(Extracted data entries)
^^^^^^^^

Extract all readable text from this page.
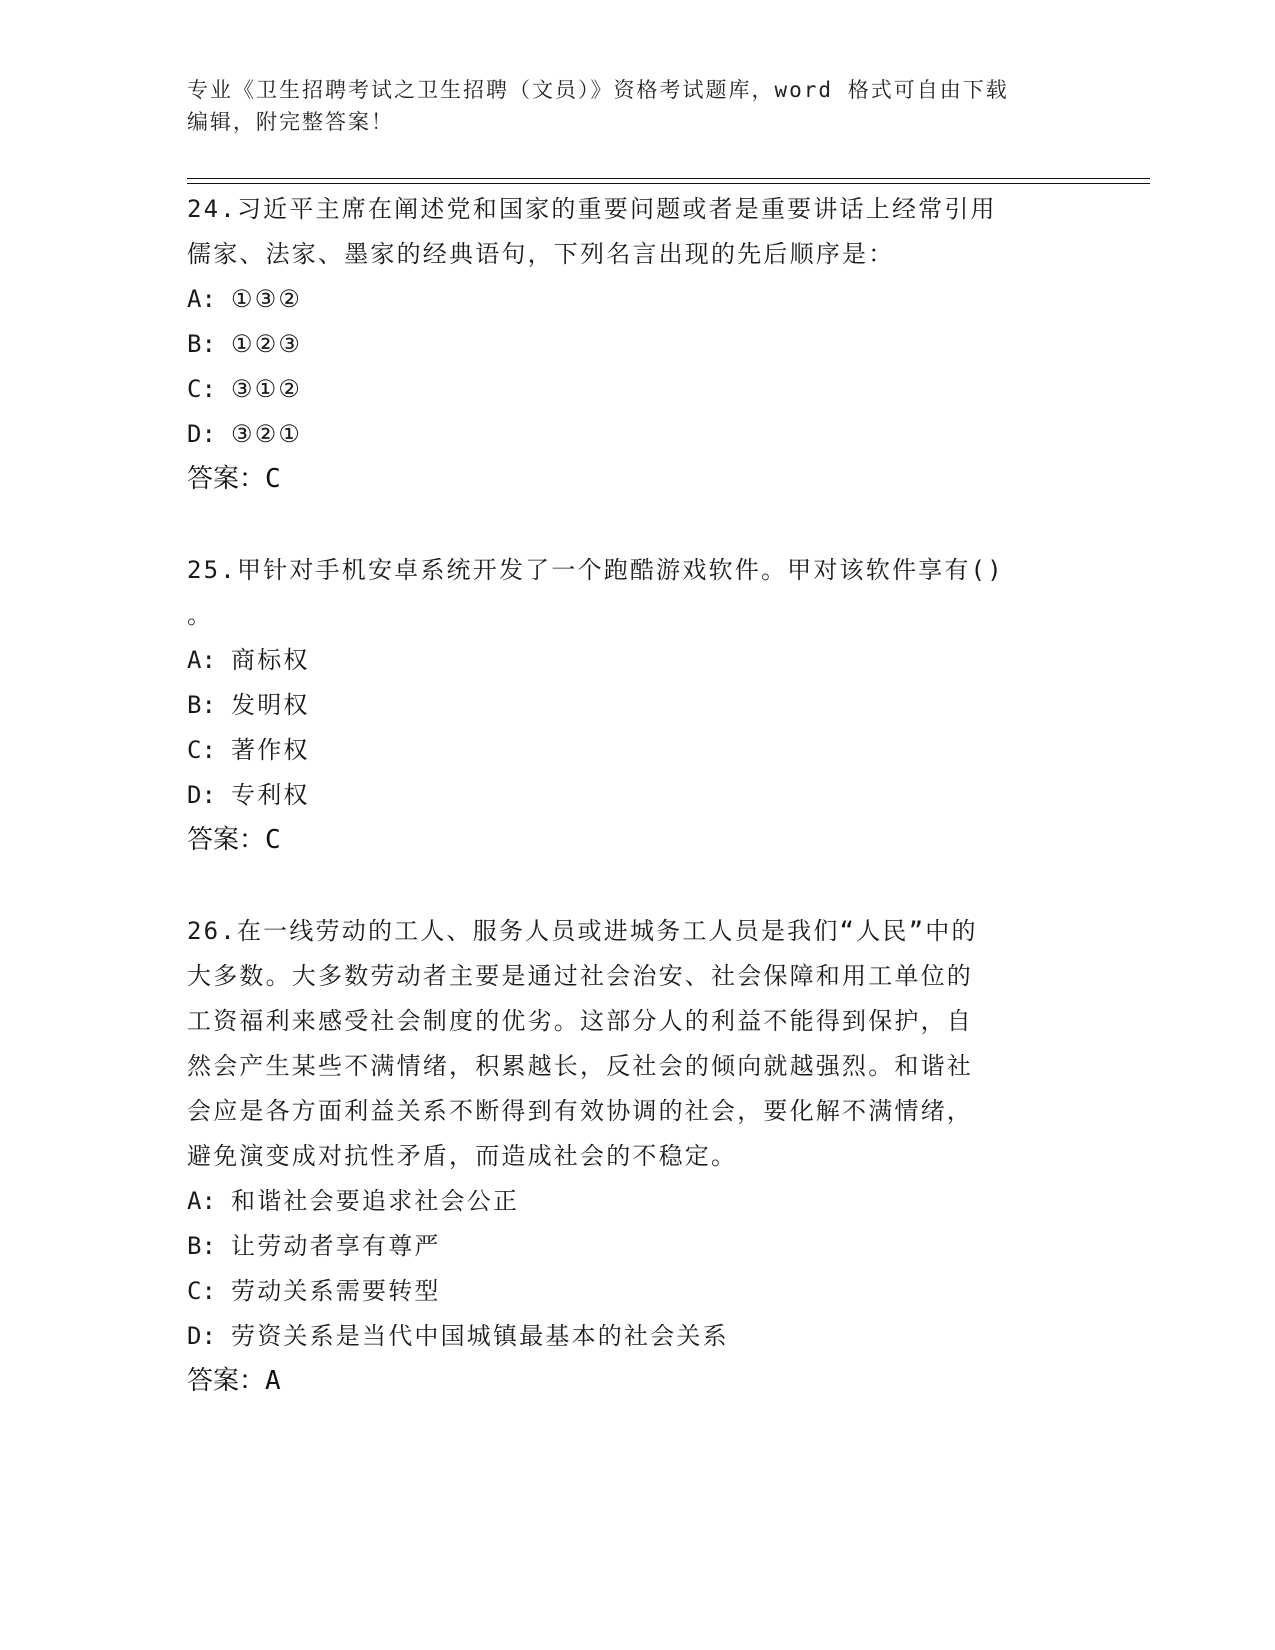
专业《卫生招聘考试之卫生招聘（文员）》资格考试题库，word 格式可自由下载

编辑，附完整答案！

24.习近平主席在阐述党和国家的重要问题或者是重要讲话上经常引用

儒家、法家、墨家的经典语句，下列名言出现的先后顺序是：

A: ①③②
B: ①②③
C: ③①②
D: ③②①

答案：C

25.甲针对手机安卓系统开发了一个跑酷游戏软件。甲对该软件享有()

。

A: 商标权
B: 发明权
C: 著作权
D: 专利权

答案：C

26.在一线劳动的工人、服务人员或进城务工人员是我们“人民”中的

大多数。大多数劳动者主要是通过社会治安、社会保障和用工单位的

工资福利来感受社会制度的优劣。这部分人的利益不能得到保护，自

然会产生某些不满情绪，积累越长，反社会的倾向就越强烈。和谐社

会应是各方面利益关系不断得到有效协调的社会，要化解不满情绪，

避免演变成对抗性矛盾，而造成社会的不稳定。

A: 和谐社会要追求社会公正
B: 让劳动者享有尊严
C: 劳动关系需要转型
D: 劳资关系是当代中国城镇最基本的社会关系

答案：A
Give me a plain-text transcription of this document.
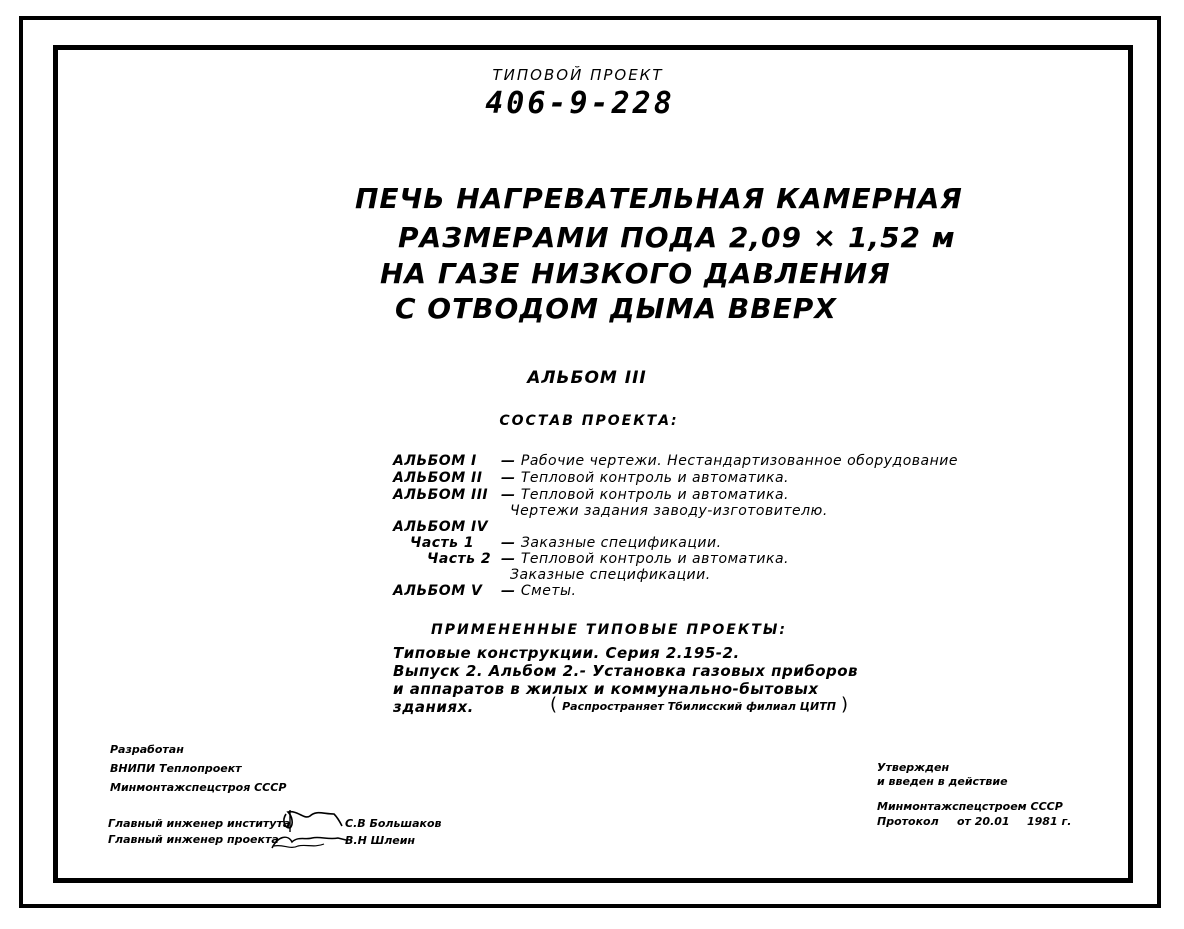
ТИПОВОЙ ПРОЕКТ
406-9-228
ПЕЧЬ НАГРЕВАТЕЛЬНАЯ КАМЕРНАЯ
РАЗМЕРАМИ ПОДА 2,09 × 1,52 м
НА ГАЗЕ НИЗКОГО ДАВЛЕНИЯ
С ОТВОДОМ ДЫМА ВВЕРХ
АЛЬБОМ III
СОСТАВ ПРОЕКТА:
АЛЬБОМ I — Рабочие чертежи. Нестандартизованное оборудование
АЛЬБОМ II — Тепловой контроль и автоматика.
АЛЬБОМ III — Тепловой контроль и автоматика.
Чертежи задания заводу-изготовителю.
АЛЬБОМ IV
Часть 1 — Заказные спецификации.
Часть 2 — Тепловой контроль и автоматика.
Заказные спецификации.
АЛЬБОМ V — Сметы.
ПРИМЕНЕННЫЕ ТИПОВЫЕ ПРОЕКТЫ:
Типовые конструкции. Серия 2.195-2.
Выпуск 2. Альбом 2.- Установка газовых приборов
и аппаратов в жилых и коммунально-бытовых
зданиях.	( Распространяет Тбилисский филиал ЦИТП )
Разработан
ВНИПИ Теплопроект
Минмонтажспецстроя СССР
Главный инженер института
Главный инженер проекта
С.В Большаков
В.Н Шлеин
Утвержден
и введен в действие
Минмонтажспецстроем СССР
Протокол от 20.01 1981 г.
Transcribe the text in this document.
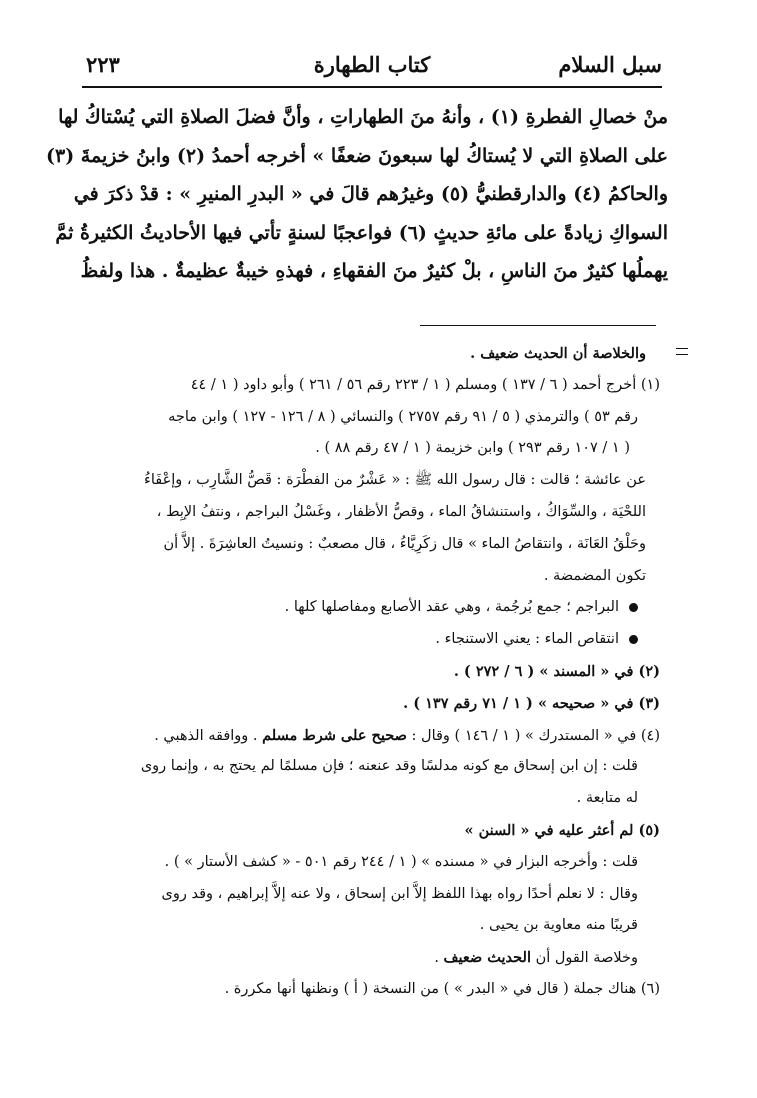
سبل السلام
كتاب الطهارة
٢٢٣

منْ خصالِ الفطرةِ (١) ، وأنهُ منَ الطهاراتِ ، وأنَّ فضلَ الصلاةِ التي يُسْتاكُ لها

على الصلاةِ التي لا يُستاكُ لها سبعونَ ضعفًا » أخرجه أحمدُ (٢) وابنُ خزيمةَ (٣)

والحاكمُ (٤) والدارقطنيُّ (٥) وغيرُهم قالَ في « البدرِ المنيرِ » : قدْ ذكرَ في

السواكِ زيادةً على مائةِ حديثٍ (٦) فواعجبًا لسنةٍ تأتي فيها الأحاديثُ الكثيرةُ ثمَّ

يهملُها كثيرٌ منَ الناسِ ، بلْ كثيرٌ منَ الفقهاءِ ، فهذهِ خيبةٌ عظيمةٌ . هذا ولفظُ

والخلاصة أن الحديث ضعيف .

(١) أخرج أحمد ( ٦ / ١٣٧ ) ومسلم ( ١ / ٢٢٣ رقم ٥٦ / ٢٦١ ) وأبو داود ( ١ / ٤٤

رقم ٥٣ ) والترمذي ( ٥ / ٩١ رقم ٢٧٥٧ ) والنسائي ( ٨ / ١٢٦ - ١٢٧ ) وابن ماجه

( ١ / ١٠٧ رقم ٢٩٣ ) وابن خزيمة ( ١ / ٤٧ رقم ٨٨ ) .

عن عائشة ؛ قالت : قال رسول الله ﷺ : « عَشْرٌ من الفطْرَة : قَصُّ الشَّارِب ، وإعْفَاءُ

اللحْيَة ، والسِّوَاكُ ، واستنشاقُ الماء ، وقصُّ الأظفار ، وغَسْلُ البراجم ، ونتفُ الإبِط ،

وحَلْقُ العَانَة ، وانتقاصُ الماء » قال زكَرِيَّاءُ ، قال مصعبٌ : ونسيتُ العاشِرَةَ . إلاَّ أن

تكون المضمضة .

البراجم ؛ جمع بُرجُمة ، وهي عقد الأصابع ومفاصلها كلها .

انتقاص الماء : يعني الاستنجاء .

(٢) في « المسند » ( ٦ / ٢٧٢ ) .

(٣) في « صحيحه » ( ١ / ٧١ رقم ١٣٧ ) .

(٤) في « المستدرك » ( ١ / ١٤٦ ) وقال : صحيح على شرط مسلم . ووافقه الذهبي .

قلت : إن ابن إسحاق مع كونه مدلسًا وقد عنعنه ؛ فإن مسلمًا لم يحتج به ، وإنما روى

له متابعة .

(٥) لم أعثر عليه في « السنن »

قلت : وأخرجه البزار في « مسنده » ( ١ / ٢٤٤ رقم ٥٠١ - « كشف الأستار » ) .

وقال : لا نعلم أحدًا رواه بهذا اللفظ إلاَّ ابن إسحاق ، ولا عنه إلاَّ إبراهيم ، وقد روى

قريبًا منه معاوية بن يحيى .

وخلاصة القول أن الحديث ضعيف .

(٦) هناك جملة ( قال في « البدر » ) من النسخة ( أ ) ونظنها أنها مكررة .
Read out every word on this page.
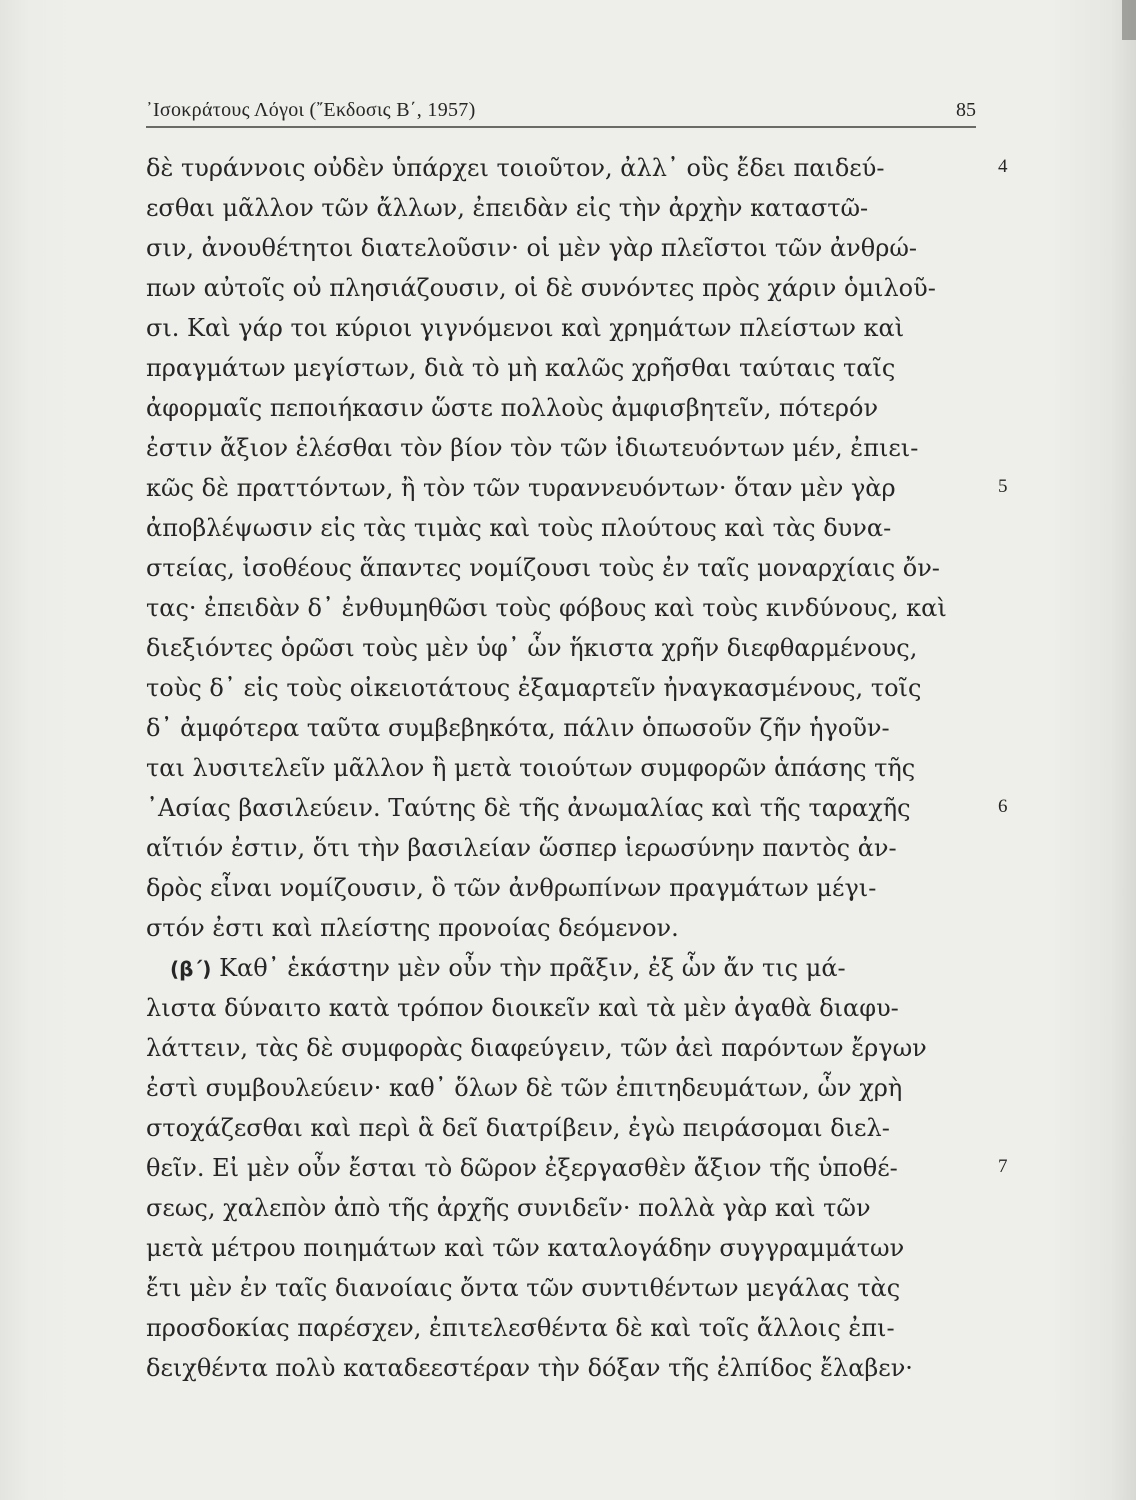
᾽Ισοκράτους Λόγοι (῎Εκδοσις Β΄, 1957)	85
δὲ τυράννοις οὐδὲν ὑπάρχει τοιοῦτον, ἀλλ᾽ οὓς ἔδει παιδεύ-	4
εσθαι μᾶλλον τῶν ἄλλων, ἐπειδὰν εἰς τὴν ἀρχὴν καταστῶ-
σιν, ἀνουθέτητοι διατελοῦσιν· οἱ μὲν γὰρ πλεῖστοι τῶν ἀνθρώ-
πων αὐτοῖς οὐ πλησιάζουσιν, οἱ δὲ συνόντες πρὸς χάριν ὁμιλοῦ-
σι. Καὶ γάρ τοι κύριοι γιγνόμενοι καὶ χρημάτων πλείστων καὶ
πραγμάτων μεγίστων, διὰ τὸ μὴ καλῶς χρῆσθαι ταύταις ταῖς
ἀφορμαῖς πεποιήκασιν ὥστε πολλοὺς ἀμφισβητεῖν, πότερόν
ἐστιν ἄξιον ἑλέσθαι τὸν βίον τὸν τῶν ἰδιωτευόντων μέν, ἐπιει-
κῶς δὲ πραττόντων, ἢ τὸν τῶν τυραννευόντων· ὅταν μὲν γὰρ	5
ἀποβλέψωσιν εἰς τὰς τιμὰς καὶ τοὺς πλούτους καὶ τὰς δυνα-
στείας, ἰσοθέους ἅπαντες νομίζουσι τοὺς ἐν ταῖς μοναρχίαις ὄν-
τας· ἐπειδὰν δ᾽ ἐνθυμηθῶσι τοὺς φόβους καὶ τοὺς κινδύνους, καὶ
διεξιόντες ὁρῶσι τοὺς μὲν ὑφ᾽ ὧν ἥκιστα χρῆν διεφθαρμένους,
τοὺς δ᾽ εἰς τοὺς οἰκειοτάτους ἐξαμαρτεῖν ἠναγκασμένους, τοῖς
δ᾽ ἀμφότερα ταῦτα συμβεβηκότα, πάλιν ὁπωσοῦν ζῆν ἡγοῦν-
ται λυσιτελεῖν μᾶλλον ἢ μετὰ τοιούτων συμφορῶν ἁπάσης τῆς
᾽Ασίας βασιλεύειν. Ταύτης δὲ τῆς ἀνωμαλίας καὶ τῆς ταραχῆς	6
αἴτιόν ἐστιν, ὅτι τὴν βασιλείαν ὥσπερ ἱερωσύνην παντὸς ἀν-
δρὸς εἶναι νομίζουσιν, ὃ τῶν ἀνθρωπίνων πραγμάτων μέγι-
στόν ἐστι καὶ πλείστης προνοίας δεόμενον.
(β΄) Καθ᾽ ἑκάστην μὲν οὖν τὴν πρᾶξιν, ἐξ ὧν ἄν τις μά-
λιστα δύναιτο κατὰ τρόπον διοικεῖν καὶ τὰ μὲν ἀγαθὰ διαφυ-
λάττειν, τὰς δὲ συμφορὰς διαφεύγειν, τῶν ἀεὶ παρόντων ἔργων
ἐστὶ συμβουλεύειν· καθ᾽ ὅλων δὲ τῶν ἐπιτηδευμάτων, ὧν χρὴ
στοχάζεσθαι καὶ περὶ ἃ δεῖ διατρίβειν, ἐγὼ πειράσομαι διελ-
θεῖν. Εἰ μὲν οὖν ἔσται τὸ δῶρον ἐξεργασθὲν ἄξιον τῆς ὑποθέ-	7
σεως, χαλεπὸν ἀπὸ τῆς ἀρχῆς συνιδεῖν· πολλὰ γὰρ καὶ τῶν
μετὰ μέτρου ποιημάτων καὶ τῶν καταλογάδην συγγραμμάτων
ἔτι μὲν ἐν ταῖς διανοίαις ὄντα τῶν συντιθέντων μεγάλας τὰς
προσδοκίας παρέσχεν, ἐπιτελεσθέντα δὲ καὶ τοῖς ἄλλοις ἐπι-
δειχθέντα πολὺ καταδεεστέραν τὴν δόξαν τῆς ἐλπίδος ἔλαβεν·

^^^^^^^^

Pull every line holding "ἐστιν" out of the records.

▶ **Written response**
ἐστιν ἄξιον ἑλέσθαι τὸν βίον τὸν τῶν ἰδιωτευόντων μέν, ἐπιει-
αἴτιόν ἐστιν, ὅτι τὴν βασιλείαν ὥσπερ ἱερωσύνην παντὸς ἀν-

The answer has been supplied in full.